>> START Material

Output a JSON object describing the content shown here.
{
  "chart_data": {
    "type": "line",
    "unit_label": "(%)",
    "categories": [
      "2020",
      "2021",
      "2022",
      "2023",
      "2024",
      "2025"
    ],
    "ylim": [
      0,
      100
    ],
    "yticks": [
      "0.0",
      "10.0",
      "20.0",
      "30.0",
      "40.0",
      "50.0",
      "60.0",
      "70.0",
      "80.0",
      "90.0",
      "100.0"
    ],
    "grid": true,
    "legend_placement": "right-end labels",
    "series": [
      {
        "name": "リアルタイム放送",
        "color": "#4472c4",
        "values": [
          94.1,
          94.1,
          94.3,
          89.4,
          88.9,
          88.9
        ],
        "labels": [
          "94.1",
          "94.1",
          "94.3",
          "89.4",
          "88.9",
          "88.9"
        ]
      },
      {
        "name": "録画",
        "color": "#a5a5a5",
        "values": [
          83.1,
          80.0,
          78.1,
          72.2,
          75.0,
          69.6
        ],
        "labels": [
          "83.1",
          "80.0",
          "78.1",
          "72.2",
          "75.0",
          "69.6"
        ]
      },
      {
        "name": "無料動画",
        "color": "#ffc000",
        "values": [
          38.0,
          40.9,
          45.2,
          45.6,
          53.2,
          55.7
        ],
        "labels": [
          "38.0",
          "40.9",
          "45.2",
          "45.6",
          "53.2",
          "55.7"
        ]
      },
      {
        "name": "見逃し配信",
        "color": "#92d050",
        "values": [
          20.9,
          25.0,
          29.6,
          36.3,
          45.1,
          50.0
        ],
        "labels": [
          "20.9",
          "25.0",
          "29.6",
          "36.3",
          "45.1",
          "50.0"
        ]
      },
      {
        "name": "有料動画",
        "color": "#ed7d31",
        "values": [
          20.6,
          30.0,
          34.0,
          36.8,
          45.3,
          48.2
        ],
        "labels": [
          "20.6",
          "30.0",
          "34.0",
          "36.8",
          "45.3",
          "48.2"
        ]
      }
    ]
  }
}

>> END Material

Restate each record word for word.

• [Answer to the exercise]
Output a JSON object describing the content shown here.
{
  "chart_data": {
    "type": "line",
    "unit_label": "(%)",
    "categories": [
      "2020",
      "2021",
      "2022",
      "2023",
      "2024",
      "2025"
    ],
    "ylim": [
      0,
      100
    ],
    "yticks": [
      "0.0",
      "10.0",
      "20.0",
      "30.0",
      "40.0",
      "50.0",
      "60.0",
      "70.0",
      "80.0",
      "90.0",
      "100.0"
    ],
    "grid": true,
    "legend_placement": "right-end labels",
    "series": [
      {
        "name": "リアルタイム放送",
        "color": "#4472c4",
        "values": [
          94.1,
          94.1,
          94.3,
          89.4,
          88.9,
          88.9
        ],
        "labels": [
          "94.1",
          "94.1",
          "94.3",
          "89.4",
          "88.9",
          "88.9"
        ]
      },
      {
        "name": "録画",
        "color": "#a5a5a5",
        "values": [
          83.1,
          80.0,
          78.1,
          72.2,
          75.0,
          69.6
        ],
        "labels": [
          "83.1",
          "80.0",
          "78.1",
          "72.2",
          "75.0",
          "69.6"
        ]
      },
      {
        "name": "無料動画",
        "color": "#ffc000",
        "values": [
          38.0,
          40.9,
          45.2,
          45.6,
          53.2,
          55.7
        ],
        "labels": [
          "38.0",
          "40.9",
          "45.2",
          "45.6",
          "53.2",
          "55.7"
        ]
      },
      {
        "name": "見逃し配信",
        "color": "#92d050",
        "values": [
          20.9,
          25.0,
          29.6,
          36.3,
          45.1,
          50.0
        ],
        "labels": [
          "20.9",
          "25.0",
          "29.6",
          "36.3",
          "45.1",
          "50.0"
        ]
      },
      {
        "name": "有料動画",
        "color": "#ed7d31",
        "values": [
          20.6,
          30.0,
          34.0,
          36.8,
          45.3,
          48.2
        ],
        "labels": [
          "20.6",
          "30.0",
          "34.0",
          "36.8",
          "45.3",
          "48.2"
        ]
      }
    ]
  }
}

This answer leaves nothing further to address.